## BEGIN

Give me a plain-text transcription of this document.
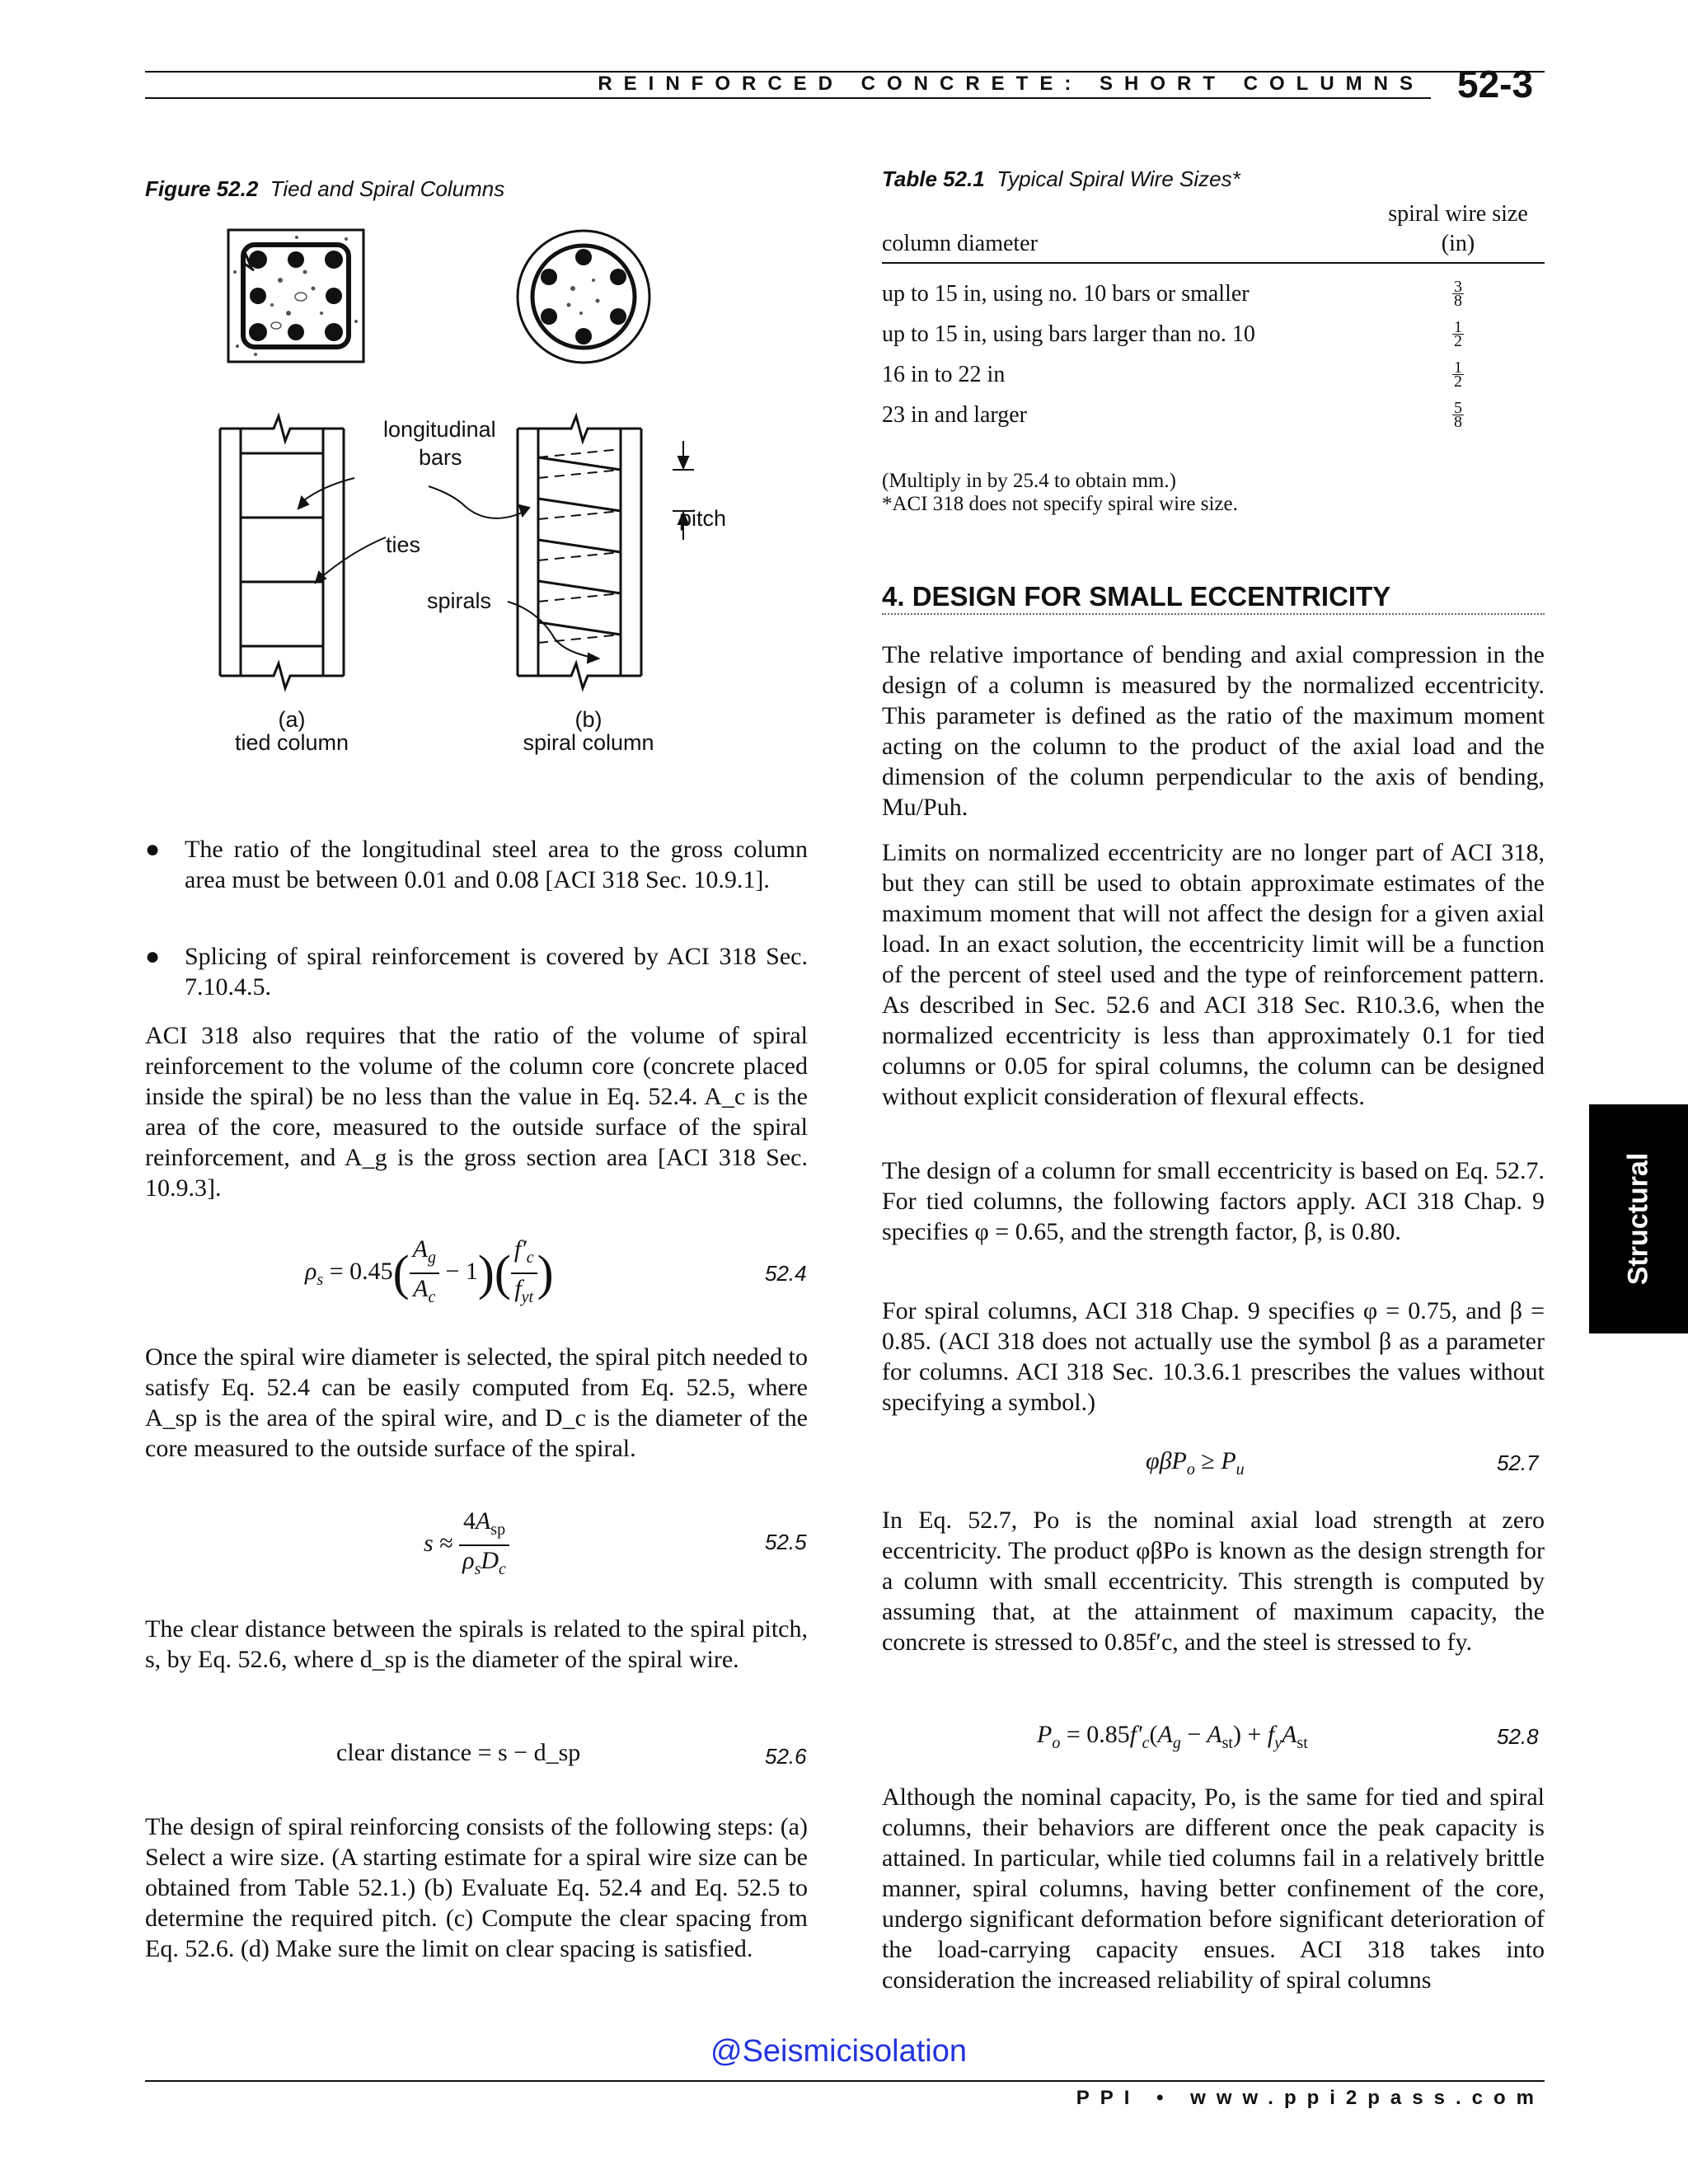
REINFORCED CONCRETE: SHORT COLUMNS 52-3
Figure 52.2 Tied and Spiral Columns
longitudinal
bars
ties
spirals
pitch
(a)
tied column
(b)
spiral column
Table 52.1 Typical Spiral Wire Sizes*
column diameter	spiral wire size
(in)

up to 15 in, using no. 10 bars or smaller	$\frac{3}{8}$
up to 15 in, using bars larger than no. 10	$\frac{1}{2}$
16 in to 22 in	$\frac{1}{2}$
23 in and larger	$\frac{5}{8}$
(Multiply in by 25.4 to obtain mm.)
*ACI 318 does not specify spiral wire size.
● The ratio of the longitudinal steel area to the gross column area must be between 0.01 and 0.08 [ACI 318 Sec. 10.9.1].
● Splicing of spiral reinforcement is covered by ACI 318 Sec. 7.10.4.5.

ACI 318 also requires that the ratio of the volume of spiral reinforcement to the volume of the column core (concrete placed inside the spiral) be no less than the value in Eq. 52.4. A_c is the area of the core, measured to the outside surface of the spiral reinforcement, and A_g is the gross section area [ACI 318 Sec. 10.9.3].

$\rho_s = 0.45( \frac{A_g}{A_c} - 1)( \frac{f'_c}{f_{yt}}$ )	52.4

Once the spiral wire diameter is selected, the spiral pitch needed to satisfy Eq. 52.4 can be easily computed from Eq. 52.5, where A_sp is the area of the spiral wire, and D_c is the diameter of the core measured to the outside surface of the spiral.

$s \approx \frac{4A_{sp}}{\rho_sD_c}$	52.5

The clear distance between the spirals is related to the spiral pitch, s, by Eq. 52.6, where d_sp is the diameter of the spiral wire.

clear distance = s − d_sp	52.6

The design of spiral reinforcing consists of the following steps: (a) Select a wire size. (A starting estimate for a spiral wire size can be obtained from Table 52.1.) (b) Evaluate Eq. 52.4 and Eq. 52.5 to determine the required pitch. (c) Compute the clear spacing from Eq. 52.6. (d) Make sure the limit on clear spacing is satisfied.

4. DESIGN FOR SMALL ECCENTRICITY

The relative importance of bending and axial compression in the design of a column is measured by the normalized eccentricity. This parameter is defined as the ratio of the maximum moment acting on the column to the product of the axial load and the dimension of the column perpendicular to the axis of bending, Mu/Puh.

Limits on normalized eccentricity are no longer part of ACI 318, but they can still be used to obtain approximate estimates of the maximum moment that will not affect the design for a given axial load. In an exact solution, the eccentricity limit will be a function of the percent of steel used and the type of reinforcement pattern. As described in Sec. 52.6 and ACI 318 Sec. R10.3.6, when the normalized eccentricity is less than approximately 0.1 for tied columns or 0.05 for spiral columns, the column can be designed without explicit consideration of flexural effects.

The design of a column for small eccentricity is based on Eq. 52.7. For tied columns, the following factors apply. ACI 318 Chap. 9 specifies φ = 0.65, and the strength factor, β, is 0.80.

For spiral columns, ACI 318 Chap. 9 specifies φ = 0.75, and β = 0.85. (ACI 318 does not actually use the symbol β as a parameter for columns. ACI 318 Sec. 10.3.6.1 prescribes the values without specifying a symbol.)

$\varphi\beta P_o \ge P_u$	52.7

In Eq. 52.7, Po is the nominal axial load strength at zero eccentricity. The product φβPo is known as the design strength for a column with small eccentricity. This strength is computed by assuming that, at the attainment of maximum capacity, the concrete is stressed to 0.85f′c, and the steel is stressed to fy.

$P_o = 0.85f'_c(A_g - A_{st}) + f_yA_{st}$	52.8

Although the nominal capacity, Po, is the same for tied and spiral columns, their behaviors are different once the peak capacity is attained. In particular, while tied columns fail in a relatively brittle manner, spiral columns, having better confinement of the core, undergo significant deformation before significant deterioration of the load-carrying capacity ensues. ACI 318 takes into consideration the increased reliability of spiral columns

Structural
@Seismicisolation
PPI • www.ppi2pass.com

## END

_WHAT IS ASKED_
Collect the lines of the records that include the string "area".

_FULL RESPONSE_
● The ratio of the longitudinal steel area to the gross column area must be between 0.01 and 0.08 [ACI 318 Sec. 10.9.1].
ACI 318 also requires that the ratio of the volume of spiral reinforcement to the volume of the column core (concrete placed inside the spiral) be no less than the value in Eq. 52.4. A_c is the area of the core, measured to the outside surface of the spiral reinforcement, and A_g is the gross section area [ACI 318 Sec. 10.9.3].
Once the spiral wire diameter is selected, the spiral pitch needed to satisfy Eq. 52.4 can be easily computed from Eq. 52.5, where A_sp is the area of the spiral wire, and D_c is the diameter of the core measured to the outside surface of the spiral.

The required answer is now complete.